— EXERCISE GOAL —
Only lines that contain the word "welche" belong in the answer; copy them from the records below.

— DATA FOR REVIEW —

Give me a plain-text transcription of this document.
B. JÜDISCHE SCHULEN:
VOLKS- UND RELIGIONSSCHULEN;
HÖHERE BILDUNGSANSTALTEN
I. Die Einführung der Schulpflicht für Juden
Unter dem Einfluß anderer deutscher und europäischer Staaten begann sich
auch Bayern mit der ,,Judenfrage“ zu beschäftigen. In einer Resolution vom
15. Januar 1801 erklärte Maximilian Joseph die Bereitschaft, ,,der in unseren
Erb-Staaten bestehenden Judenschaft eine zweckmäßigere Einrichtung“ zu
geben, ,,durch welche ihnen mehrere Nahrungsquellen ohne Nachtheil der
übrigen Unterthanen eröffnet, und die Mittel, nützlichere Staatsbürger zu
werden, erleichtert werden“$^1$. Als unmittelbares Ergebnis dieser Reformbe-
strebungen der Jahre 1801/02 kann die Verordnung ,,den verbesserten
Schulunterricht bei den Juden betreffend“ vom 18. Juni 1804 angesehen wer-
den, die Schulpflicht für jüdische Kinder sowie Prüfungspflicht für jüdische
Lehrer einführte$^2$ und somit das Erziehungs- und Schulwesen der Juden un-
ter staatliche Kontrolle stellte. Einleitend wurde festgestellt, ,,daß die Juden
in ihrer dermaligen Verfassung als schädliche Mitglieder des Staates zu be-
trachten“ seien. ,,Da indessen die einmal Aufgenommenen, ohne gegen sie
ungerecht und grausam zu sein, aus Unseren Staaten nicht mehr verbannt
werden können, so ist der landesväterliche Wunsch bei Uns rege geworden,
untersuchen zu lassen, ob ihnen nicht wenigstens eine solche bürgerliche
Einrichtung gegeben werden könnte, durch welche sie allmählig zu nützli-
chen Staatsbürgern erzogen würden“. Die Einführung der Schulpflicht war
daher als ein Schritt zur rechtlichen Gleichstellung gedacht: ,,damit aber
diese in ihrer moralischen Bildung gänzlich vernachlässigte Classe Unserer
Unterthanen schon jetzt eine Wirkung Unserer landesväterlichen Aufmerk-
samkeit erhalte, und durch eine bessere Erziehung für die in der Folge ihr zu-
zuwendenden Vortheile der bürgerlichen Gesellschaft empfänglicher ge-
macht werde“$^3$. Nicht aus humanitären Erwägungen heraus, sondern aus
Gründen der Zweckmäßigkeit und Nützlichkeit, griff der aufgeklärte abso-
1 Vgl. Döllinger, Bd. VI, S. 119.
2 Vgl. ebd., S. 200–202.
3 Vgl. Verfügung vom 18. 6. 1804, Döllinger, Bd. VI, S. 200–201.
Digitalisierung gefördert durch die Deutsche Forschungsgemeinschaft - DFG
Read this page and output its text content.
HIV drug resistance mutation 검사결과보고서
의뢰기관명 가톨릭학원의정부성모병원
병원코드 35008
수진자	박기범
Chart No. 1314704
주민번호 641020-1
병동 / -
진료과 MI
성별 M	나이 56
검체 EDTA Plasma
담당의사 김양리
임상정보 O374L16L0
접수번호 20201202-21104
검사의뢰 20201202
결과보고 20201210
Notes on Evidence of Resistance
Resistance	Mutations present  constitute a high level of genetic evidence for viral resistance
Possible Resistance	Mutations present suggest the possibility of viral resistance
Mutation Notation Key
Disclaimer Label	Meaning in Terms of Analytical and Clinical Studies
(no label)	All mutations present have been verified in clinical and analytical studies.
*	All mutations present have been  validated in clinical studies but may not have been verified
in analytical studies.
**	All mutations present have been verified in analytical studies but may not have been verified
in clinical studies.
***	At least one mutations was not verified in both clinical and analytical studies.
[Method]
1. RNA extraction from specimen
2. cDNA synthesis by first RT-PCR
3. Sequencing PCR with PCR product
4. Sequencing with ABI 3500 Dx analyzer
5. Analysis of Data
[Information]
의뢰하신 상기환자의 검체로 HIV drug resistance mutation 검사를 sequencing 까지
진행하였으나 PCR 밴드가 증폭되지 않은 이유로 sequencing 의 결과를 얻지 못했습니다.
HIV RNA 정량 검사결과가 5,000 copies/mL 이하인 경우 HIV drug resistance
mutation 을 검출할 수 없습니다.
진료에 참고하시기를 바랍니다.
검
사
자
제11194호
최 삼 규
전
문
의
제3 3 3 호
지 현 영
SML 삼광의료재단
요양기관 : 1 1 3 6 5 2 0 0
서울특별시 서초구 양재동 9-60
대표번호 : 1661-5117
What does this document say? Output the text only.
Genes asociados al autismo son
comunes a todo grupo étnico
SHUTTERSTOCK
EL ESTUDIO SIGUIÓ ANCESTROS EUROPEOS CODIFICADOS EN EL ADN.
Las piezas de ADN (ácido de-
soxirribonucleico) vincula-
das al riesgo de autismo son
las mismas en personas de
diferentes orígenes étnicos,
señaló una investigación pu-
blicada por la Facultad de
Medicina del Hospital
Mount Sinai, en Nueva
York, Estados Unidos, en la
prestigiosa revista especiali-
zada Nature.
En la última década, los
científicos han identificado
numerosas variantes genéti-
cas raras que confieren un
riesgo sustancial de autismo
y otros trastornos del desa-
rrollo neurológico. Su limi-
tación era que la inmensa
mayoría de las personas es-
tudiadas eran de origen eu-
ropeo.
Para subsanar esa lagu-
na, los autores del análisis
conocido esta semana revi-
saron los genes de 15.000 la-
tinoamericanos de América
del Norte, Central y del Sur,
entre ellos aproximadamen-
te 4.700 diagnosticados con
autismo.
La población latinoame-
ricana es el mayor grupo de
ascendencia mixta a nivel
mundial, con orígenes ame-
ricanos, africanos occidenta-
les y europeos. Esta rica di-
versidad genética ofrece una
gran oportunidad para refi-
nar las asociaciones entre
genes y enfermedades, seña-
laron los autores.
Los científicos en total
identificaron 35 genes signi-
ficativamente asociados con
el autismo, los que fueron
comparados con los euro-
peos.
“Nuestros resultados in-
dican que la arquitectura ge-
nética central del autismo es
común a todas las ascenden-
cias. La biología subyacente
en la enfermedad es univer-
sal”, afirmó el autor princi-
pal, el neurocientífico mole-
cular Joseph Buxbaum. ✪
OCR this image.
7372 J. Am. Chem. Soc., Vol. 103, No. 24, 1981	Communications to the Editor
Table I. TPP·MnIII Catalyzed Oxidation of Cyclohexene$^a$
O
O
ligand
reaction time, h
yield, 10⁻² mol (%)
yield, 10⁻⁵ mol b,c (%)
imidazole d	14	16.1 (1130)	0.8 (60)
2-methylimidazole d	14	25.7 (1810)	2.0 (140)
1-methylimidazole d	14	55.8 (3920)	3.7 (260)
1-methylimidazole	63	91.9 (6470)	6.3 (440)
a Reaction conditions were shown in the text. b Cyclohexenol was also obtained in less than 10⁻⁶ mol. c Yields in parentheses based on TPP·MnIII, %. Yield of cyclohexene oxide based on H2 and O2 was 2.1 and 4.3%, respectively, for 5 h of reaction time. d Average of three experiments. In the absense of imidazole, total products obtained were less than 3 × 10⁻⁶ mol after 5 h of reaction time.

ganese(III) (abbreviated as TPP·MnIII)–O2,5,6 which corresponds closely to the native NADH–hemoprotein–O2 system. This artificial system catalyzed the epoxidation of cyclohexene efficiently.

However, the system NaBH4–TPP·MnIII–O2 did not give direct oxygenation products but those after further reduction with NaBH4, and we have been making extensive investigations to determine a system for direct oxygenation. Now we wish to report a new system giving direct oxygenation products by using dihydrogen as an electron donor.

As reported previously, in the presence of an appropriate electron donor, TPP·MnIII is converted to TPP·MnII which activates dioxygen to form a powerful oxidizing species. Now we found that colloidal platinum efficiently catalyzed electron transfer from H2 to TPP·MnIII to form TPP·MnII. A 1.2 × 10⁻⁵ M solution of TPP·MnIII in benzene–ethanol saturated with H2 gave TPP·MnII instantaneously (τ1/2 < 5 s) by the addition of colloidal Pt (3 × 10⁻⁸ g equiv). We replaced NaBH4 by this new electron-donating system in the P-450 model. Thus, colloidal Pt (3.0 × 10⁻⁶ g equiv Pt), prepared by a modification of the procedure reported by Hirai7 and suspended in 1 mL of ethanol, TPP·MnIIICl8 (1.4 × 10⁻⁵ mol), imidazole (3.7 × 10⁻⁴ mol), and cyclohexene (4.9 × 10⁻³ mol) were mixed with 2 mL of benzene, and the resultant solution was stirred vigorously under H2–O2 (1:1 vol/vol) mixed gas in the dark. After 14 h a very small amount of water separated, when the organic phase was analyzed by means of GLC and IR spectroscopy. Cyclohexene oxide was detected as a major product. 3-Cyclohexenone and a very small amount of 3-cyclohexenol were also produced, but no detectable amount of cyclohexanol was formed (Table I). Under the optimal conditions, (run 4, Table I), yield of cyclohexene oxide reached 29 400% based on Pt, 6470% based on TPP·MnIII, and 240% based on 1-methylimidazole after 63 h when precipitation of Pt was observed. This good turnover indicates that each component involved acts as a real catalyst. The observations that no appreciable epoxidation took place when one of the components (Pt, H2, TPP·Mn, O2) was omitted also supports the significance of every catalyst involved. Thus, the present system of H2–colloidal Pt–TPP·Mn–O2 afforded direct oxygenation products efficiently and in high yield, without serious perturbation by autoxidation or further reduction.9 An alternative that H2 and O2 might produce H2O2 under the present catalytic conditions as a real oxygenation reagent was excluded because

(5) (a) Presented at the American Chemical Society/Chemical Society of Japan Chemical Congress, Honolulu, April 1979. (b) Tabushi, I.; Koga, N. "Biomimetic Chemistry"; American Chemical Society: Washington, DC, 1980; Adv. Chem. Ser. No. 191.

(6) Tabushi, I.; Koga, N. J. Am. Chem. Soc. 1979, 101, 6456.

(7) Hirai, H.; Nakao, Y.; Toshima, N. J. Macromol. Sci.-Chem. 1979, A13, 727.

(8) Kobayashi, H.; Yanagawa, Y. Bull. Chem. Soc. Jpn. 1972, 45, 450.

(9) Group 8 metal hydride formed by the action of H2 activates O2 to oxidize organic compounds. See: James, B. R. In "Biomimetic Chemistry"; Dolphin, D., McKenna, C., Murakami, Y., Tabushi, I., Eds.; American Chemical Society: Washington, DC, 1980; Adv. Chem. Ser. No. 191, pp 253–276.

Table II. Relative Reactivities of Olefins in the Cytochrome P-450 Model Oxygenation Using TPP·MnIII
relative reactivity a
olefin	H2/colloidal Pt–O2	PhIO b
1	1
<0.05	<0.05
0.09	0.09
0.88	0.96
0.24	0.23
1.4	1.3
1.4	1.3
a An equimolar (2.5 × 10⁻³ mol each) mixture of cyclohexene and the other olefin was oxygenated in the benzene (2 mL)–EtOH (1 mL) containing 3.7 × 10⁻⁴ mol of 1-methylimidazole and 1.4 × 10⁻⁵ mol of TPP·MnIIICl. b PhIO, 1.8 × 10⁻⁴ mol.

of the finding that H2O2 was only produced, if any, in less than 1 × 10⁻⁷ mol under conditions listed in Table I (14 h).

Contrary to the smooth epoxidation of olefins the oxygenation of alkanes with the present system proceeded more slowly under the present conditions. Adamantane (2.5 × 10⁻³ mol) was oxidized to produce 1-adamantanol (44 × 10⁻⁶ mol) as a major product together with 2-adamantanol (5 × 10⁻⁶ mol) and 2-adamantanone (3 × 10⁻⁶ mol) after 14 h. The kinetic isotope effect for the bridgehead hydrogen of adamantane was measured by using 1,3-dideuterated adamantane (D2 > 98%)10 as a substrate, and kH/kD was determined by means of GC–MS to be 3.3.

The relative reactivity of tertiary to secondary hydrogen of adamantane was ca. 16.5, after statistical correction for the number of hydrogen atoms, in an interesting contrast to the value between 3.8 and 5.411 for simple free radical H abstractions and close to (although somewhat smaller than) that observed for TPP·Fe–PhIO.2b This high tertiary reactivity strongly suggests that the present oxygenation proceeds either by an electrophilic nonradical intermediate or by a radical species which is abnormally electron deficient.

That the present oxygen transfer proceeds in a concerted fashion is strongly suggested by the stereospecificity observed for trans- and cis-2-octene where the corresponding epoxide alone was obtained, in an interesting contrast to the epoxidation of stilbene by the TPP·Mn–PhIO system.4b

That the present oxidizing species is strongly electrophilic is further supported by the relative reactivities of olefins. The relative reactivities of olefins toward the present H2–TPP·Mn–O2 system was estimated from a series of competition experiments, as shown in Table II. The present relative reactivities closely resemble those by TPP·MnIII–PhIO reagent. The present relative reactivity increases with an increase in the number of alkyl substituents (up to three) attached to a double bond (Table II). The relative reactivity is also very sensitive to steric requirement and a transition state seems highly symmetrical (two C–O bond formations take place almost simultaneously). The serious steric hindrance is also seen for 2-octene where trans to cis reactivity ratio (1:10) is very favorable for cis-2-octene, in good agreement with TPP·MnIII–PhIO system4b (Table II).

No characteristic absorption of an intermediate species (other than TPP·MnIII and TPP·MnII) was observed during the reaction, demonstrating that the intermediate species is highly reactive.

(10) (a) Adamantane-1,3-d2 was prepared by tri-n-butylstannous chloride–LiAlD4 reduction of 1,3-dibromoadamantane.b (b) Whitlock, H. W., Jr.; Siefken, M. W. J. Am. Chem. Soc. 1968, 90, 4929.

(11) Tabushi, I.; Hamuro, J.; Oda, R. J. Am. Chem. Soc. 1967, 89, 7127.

— EXPECTED ANSWER —
geben, ,,durch welche ihnen mehrere Nahrungsquellen ohne Nachtheil der
Einrichtung gegeben werden könnte, durch welche sie allmählig zu nützli-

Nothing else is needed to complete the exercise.